[Some records]
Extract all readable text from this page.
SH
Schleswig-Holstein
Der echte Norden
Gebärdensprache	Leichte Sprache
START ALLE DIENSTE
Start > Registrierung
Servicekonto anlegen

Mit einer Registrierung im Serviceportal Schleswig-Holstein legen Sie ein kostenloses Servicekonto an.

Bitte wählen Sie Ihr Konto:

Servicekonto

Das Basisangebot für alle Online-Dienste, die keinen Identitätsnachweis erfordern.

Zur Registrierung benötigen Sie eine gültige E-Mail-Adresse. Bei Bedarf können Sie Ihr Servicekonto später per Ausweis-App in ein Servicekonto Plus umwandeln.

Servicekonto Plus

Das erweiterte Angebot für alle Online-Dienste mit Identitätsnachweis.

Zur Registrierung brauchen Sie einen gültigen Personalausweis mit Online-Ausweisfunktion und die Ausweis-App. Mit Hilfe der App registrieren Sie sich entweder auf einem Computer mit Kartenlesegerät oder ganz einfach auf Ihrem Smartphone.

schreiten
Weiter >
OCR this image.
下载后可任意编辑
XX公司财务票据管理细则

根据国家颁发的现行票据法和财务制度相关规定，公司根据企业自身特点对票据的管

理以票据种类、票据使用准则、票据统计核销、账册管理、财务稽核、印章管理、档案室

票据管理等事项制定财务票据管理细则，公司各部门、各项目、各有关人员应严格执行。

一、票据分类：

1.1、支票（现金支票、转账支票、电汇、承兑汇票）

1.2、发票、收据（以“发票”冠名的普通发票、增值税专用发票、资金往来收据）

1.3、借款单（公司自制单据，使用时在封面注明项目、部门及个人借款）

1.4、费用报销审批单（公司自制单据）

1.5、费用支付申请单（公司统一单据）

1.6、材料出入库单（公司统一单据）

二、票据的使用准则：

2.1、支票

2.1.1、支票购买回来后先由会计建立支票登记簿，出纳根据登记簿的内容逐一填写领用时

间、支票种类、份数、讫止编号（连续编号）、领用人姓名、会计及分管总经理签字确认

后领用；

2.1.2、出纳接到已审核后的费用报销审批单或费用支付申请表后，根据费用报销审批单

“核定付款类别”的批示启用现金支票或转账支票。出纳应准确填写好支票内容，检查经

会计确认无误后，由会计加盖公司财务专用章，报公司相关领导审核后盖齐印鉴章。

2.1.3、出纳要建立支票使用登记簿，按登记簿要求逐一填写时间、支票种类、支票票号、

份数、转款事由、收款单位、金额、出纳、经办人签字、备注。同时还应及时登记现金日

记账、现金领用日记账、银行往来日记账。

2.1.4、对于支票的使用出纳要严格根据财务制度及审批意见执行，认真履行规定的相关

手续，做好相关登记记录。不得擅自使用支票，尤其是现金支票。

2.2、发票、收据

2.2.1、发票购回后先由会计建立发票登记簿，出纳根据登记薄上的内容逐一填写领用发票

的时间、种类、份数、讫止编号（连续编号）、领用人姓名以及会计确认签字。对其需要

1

• _Your goal_:
From the records above, extract everything verbatim.

• _Answer for the task_:
Extract all readable text from this page.
SH
Schleswig-Holstein
Der echte Norden
Gebärdensprache	Leichte Sprache
START ALLE DIENSTE
Start > Registrierung
Servicekonto anlegen

Mit einer Registrierung im Serviceportal Schleswig-Holstein legen Sie ein kostenloses Servicekonto an.

Bitte wählen Sie Ihr Konto:

Servicekonto

Das Basisangebot für alle Online-Dienste, die keinen Identitätsnachweis erfordern.

Zur Registrierung benötigen Sie eine gültige E-Mail-Adresse. Bei Bedarf können Sie Ihr Servicekonto später per Ausweis-App in ein Servicekonto Plus umwandeln.

Servicekonto Plus

Das erweiterte Angebot für alle Online-Dienste mit Identitätsnachweis.

Zur Registrierung brauchen Sie einen gültigen Personalausweis mit Online-Ausweisfunktion und die Ausweis-App. Mit Hilfe der App registrieren Sie sich entweder auf einem Computer mit Kartenlesegerät oder ganz einfach auf Ihrem Smartphone.

schreiten
Weiter >
OCR this image.
下载后可任意编辑
XX公司财务票据管理细则

根据国家颁发的现行票据法和财务制度相关规定，公司根据企业自身特点对票据的管

理以票据种类、票据使用准则、票据统计核销、账册管理、财务稽核、印章管理、档案室

票据管理等事项制定财务票据管理细则，公司各部门、各项目、各有关人员应严格执行。

一、票据分类：

1.1、支票（现金支票、转账支票、电汇、承兑汇票）

1.2、发票、收据（以“发票”冠名的普通发票、增值税专用发票、资金往来收据）

1.3、借款单（公司自制单据，使用时在封面注明项目、部门及个人借款）

1.4、费用报销审批单（公司自制单据）

1.5、费用支付申请单（公司统一单据）

1.6、材料出入库单（公司统一单据）

二、票据的使用准则：

2.1、支票

2.1.1、支票购买回来后先由会计建立支票登记簿，出纳根据登记簿的内容逐一填写领用时

间、支票种类、份数、讫止编号（连续编号）、领用人姓名、会计及分管总经理签字确认

后领用；

2.1.2、出纳接到已审核后的费用报销审批单或费用支付申请表后，根据费用报销审批单

“核定付款类别”的批示启用现金支票或转账支票。出纳应准确填写好支票内容，检查经

会计确认无误后，由会计加盖公司财务专用章，报公司相关领导审核后盖齐印鉴章。

2.1.3、出纳要建立支票使用登记簿，按登记簿要求逐一填写时间、支票种类、支票票号、

份数、转款事由、收款单位、金额、出纳、经办人签字、备注。同时还应及时登记现金日

记账、现金领用日记账、银行往来日记账。

2.1.4、对于支票的使用出纳要严格根据财务制度及审批意见执行，认真履行规定的相关

手续，做好相关登记记录。不得擅自使用支票，尤其是现金支票。

2.2、发票、收据

2.2.1、发票购回后先由会计建立发票登记簿，出纳根据登记薄上的内容逐一填写领用发票

的时间、种类、份数、讫止编号（连续编号）、领用人姓名以及会计确认签字。对其需要

1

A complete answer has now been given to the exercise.